Find the string "population" and gather every line that holds it.

-------- The input

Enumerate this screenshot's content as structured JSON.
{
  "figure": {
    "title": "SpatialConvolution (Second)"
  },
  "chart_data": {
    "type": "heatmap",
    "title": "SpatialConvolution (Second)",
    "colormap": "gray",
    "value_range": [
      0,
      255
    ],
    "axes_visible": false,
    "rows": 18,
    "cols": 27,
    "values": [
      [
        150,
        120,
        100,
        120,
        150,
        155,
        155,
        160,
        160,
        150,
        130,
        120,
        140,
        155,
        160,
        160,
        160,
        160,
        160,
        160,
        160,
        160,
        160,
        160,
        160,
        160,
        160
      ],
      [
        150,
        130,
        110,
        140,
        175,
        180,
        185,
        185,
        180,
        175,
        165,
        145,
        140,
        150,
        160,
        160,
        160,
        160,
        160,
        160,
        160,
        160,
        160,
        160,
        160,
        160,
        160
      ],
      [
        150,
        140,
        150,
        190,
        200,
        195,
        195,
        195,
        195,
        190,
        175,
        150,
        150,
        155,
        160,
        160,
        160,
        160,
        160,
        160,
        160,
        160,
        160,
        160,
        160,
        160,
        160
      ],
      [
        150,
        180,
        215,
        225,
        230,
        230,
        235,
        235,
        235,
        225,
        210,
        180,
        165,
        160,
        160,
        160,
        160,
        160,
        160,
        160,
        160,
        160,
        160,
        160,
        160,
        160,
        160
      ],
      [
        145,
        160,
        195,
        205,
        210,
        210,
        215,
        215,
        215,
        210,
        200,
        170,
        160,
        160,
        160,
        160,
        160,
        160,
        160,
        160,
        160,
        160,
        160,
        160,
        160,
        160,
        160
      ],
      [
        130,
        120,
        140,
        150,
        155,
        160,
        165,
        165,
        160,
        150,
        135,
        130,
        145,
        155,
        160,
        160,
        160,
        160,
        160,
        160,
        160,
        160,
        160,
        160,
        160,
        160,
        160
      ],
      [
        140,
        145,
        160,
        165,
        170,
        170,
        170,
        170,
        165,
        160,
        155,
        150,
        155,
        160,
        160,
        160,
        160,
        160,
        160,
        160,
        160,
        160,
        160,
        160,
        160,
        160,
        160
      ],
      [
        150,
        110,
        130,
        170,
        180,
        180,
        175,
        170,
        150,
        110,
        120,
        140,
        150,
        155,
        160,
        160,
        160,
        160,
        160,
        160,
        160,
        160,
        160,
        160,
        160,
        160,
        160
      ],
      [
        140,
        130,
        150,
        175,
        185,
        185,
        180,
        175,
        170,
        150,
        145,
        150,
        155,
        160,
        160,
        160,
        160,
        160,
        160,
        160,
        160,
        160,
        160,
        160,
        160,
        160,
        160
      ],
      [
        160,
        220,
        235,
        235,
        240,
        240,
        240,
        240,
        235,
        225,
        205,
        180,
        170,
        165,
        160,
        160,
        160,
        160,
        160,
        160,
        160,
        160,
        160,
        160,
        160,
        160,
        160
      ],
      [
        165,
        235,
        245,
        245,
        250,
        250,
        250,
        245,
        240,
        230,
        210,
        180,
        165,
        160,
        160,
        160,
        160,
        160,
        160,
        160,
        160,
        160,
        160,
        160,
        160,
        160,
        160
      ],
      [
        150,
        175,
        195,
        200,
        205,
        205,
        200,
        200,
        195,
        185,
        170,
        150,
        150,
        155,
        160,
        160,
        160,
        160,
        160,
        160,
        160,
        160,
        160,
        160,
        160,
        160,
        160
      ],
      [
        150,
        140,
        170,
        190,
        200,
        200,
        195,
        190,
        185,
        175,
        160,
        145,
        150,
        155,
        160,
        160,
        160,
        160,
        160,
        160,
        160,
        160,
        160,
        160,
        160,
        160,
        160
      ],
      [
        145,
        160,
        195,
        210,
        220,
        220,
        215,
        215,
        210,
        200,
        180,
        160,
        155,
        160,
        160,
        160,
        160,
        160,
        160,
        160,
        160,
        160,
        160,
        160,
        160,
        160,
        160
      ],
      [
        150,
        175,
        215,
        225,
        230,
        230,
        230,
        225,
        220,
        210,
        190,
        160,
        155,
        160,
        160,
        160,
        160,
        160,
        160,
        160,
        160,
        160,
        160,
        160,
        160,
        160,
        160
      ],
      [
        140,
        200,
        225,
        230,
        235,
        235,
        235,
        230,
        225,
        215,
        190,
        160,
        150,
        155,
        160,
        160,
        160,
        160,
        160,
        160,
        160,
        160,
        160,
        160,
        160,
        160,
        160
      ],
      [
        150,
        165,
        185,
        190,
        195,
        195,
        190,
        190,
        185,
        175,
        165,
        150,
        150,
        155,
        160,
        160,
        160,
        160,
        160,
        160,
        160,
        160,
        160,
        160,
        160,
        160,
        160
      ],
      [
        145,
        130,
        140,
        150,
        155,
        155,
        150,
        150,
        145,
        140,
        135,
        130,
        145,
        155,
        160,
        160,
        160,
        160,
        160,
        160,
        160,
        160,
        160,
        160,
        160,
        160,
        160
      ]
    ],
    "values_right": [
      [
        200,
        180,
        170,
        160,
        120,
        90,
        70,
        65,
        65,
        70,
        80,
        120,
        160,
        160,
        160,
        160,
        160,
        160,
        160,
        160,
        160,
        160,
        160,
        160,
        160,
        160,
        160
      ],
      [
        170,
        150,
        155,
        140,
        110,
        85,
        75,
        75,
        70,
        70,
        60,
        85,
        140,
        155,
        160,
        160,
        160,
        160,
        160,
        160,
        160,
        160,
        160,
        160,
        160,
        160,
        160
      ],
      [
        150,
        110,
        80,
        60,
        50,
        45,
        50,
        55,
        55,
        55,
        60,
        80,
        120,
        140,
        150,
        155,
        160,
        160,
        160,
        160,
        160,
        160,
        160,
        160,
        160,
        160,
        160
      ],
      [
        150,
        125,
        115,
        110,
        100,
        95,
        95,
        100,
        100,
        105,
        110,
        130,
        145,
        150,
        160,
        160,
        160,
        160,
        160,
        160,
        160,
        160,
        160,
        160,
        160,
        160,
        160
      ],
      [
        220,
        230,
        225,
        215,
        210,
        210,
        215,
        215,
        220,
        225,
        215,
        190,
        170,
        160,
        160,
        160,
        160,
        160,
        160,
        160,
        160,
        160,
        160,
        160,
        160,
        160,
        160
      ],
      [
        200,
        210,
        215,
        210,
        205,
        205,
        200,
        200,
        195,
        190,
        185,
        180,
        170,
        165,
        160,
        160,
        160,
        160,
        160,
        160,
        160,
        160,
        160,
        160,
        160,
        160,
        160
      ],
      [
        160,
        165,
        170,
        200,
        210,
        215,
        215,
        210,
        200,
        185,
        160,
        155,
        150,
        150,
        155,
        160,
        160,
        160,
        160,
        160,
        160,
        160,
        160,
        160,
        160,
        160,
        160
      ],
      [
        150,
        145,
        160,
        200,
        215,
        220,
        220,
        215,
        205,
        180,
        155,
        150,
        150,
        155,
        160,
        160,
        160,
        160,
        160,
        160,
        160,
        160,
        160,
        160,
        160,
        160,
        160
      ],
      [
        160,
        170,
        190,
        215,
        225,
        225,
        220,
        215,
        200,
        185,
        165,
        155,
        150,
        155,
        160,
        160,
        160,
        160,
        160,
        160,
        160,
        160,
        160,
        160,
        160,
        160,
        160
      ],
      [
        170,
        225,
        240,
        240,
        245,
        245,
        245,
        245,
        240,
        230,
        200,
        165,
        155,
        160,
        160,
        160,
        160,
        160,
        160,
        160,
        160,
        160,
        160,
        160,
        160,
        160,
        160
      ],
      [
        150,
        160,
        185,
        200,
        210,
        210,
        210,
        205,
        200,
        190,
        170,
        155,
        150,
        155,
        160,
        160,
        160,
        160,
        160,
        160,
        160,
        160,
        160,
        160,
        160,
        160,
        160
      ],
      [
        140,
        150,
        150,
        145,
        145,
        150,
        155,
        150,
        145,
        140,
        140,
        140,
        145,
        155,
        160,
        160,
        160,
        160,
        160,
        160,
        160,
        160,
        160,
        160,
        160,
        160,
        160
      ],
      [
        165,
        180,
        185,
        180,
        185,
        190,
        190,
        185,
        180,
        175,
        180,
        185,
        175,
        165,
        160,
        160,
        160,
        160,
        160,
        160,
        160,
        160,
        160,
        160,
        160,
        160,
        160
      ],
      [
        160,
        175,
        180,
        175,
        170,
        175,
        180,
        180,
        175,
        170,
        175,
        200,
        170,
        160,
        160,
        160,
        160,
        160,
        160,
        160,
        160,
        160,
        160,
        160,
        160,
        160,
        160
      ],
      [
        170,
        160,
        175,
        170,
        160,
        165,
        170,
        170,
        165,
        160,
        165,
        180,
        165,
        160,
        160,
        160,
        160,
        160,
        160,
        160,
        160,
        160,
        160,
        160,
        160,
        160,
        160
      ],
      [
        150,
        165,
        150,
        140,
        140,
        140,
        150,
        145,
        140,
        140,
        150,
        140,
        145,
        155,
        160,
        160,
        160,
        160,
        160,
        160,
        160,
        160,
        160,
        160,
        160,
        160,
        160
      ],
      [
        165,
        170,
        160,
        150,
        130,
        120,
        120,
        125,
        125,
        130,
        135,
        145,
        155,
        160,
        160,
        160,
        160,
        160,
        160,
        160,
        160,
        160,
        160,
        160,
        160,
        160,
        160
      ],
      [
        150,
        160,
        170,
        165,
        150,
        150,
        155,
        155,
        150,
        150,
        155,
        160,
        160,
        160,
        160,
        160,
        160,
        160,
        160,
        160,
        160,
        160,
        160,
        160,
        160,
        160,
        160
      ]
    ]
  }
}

----------------
-------- The input

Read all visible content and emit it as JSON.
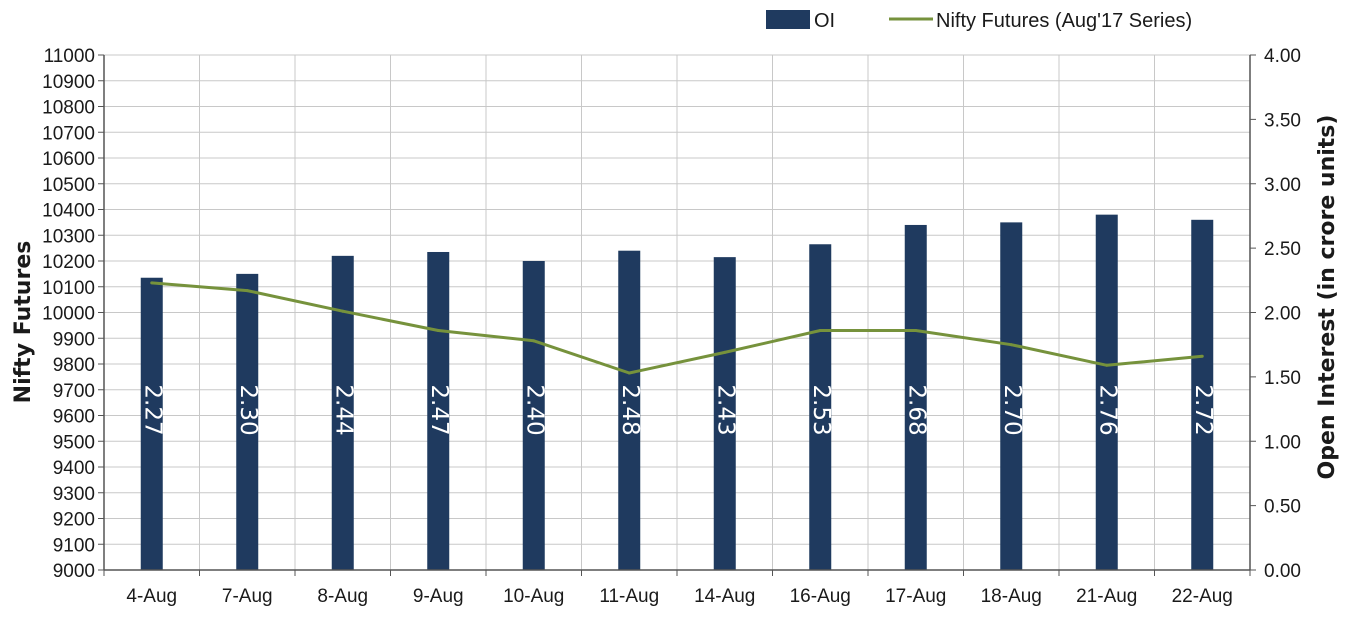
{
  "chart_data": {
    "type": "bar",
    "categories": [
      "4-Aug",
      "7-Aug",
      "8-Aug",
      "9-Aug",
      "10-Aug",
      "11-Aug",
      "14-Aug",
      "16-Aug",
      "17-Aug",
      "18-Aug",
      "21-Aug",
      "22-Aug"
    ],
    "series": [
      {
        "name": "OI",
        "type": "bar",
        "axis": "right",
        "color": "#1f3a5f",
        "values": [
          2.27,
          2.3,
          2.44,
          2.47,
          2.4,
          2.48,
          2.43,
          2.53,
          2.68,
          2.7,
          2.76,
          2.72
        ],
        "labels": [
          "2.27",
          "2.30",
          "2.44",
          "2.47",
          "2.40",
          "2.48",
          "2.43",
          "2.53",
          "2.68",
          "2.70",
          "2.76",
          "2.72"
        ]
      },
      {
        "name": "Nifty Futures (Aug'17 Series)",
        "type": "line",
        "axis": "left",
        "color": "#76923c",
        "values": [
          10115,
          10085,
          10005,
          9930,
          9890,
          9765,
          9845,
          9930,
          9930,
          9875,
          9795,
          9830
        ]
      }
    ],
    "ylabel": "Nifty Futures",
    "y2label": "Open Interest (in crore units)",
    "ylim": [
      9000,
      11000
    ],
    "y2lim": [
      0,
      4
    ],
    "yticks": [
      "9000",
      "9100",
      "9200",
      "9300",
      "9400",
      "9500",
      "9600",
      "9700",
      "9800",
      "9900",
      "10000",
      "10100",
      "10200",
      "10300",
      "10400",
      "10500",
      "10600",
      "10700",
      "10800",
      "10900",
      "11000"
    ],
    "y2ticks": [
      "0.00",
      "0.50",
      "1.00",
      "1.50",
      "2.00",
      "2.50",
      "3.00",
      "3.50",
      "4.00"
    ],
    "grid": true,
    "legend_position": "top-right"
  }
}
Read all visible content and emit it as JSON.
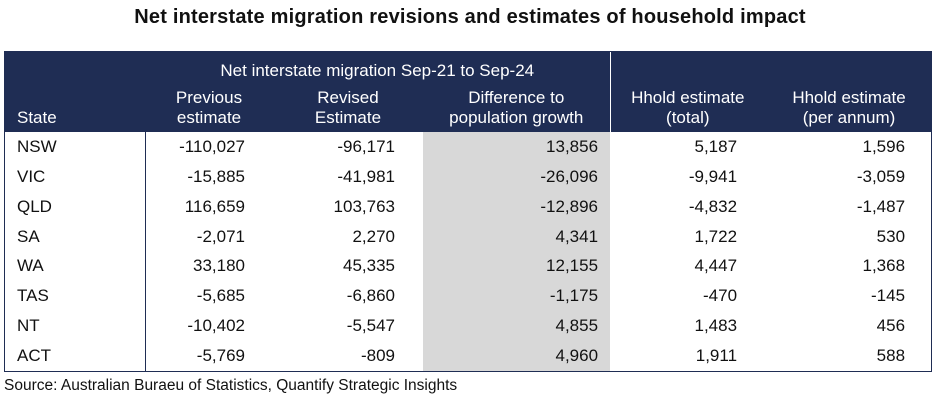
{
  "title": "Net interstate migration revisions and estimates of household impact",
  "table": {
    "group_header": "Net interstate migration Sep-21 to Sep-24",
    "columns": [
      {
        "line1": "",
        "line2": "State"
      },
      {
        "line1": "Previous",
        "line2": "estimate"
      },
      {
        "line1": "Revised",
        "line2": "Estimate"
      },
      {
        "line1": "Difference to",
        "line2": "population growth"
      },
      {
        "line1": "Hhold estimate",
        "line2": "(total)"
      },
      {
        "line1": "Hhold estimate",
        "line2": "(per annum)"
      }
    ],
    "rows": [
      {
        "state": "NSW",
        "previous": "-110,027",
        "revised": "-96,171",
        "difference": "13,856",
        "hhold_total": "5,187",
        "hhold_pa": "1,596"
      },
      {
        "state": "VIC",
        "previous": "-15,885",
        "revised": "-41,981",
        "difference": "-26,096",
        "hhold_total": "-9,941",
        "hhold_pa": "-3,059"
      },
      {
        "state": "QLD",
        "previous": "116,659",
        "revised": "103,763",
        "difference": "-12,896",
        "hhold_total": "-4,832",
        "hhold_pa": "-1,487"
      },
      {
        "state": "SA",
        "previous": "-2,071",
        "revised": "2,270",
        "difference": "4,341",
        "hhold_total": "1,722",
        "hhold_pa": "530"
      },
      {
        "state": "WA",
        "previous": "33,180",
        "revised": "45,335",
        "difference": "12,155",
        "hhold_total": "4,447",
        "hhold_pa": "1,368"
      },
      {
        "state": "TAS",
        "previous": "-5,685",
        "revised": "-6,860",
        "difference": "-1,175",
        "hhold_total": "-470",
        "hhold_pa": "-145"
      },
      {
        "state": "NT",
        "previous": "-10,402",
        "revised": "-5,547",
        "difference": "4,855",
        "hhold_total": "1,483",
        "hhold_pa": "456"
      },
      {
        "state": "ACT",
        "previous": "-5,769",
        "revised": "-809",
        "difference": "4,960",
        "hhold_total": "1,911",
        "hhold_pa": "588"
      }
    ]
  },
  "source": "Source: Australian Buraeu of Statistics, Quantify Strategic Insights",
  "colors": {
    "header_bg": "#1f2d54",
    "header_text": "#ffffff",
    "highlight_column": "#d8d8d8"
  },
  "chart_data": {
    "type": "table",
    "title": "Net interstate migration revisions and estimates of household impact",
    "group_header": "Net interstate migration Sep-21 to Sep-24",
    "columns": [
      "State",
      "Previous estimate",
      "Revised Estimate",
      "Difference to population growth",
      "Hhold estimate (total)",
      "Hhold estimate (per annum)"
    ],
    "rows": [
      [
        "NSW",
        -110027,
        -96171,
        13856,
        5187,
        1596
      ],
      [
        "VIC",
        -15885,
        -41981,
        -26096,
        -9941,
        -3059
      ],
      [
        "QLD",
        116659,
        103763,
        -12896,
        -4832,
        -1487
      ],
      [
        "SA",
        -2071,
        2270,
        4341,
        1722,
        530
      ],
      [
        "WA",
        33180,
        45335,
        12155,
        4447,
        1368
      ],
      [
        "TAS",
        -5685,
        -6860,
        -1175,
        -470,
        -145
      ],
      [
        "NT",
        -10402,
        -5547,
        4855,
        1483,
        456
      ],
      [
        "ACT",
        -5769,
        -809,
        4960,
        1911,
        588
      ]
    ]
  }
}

----------------

#### Full solution:
        "line2": "population growth"
      "Difference to population growth",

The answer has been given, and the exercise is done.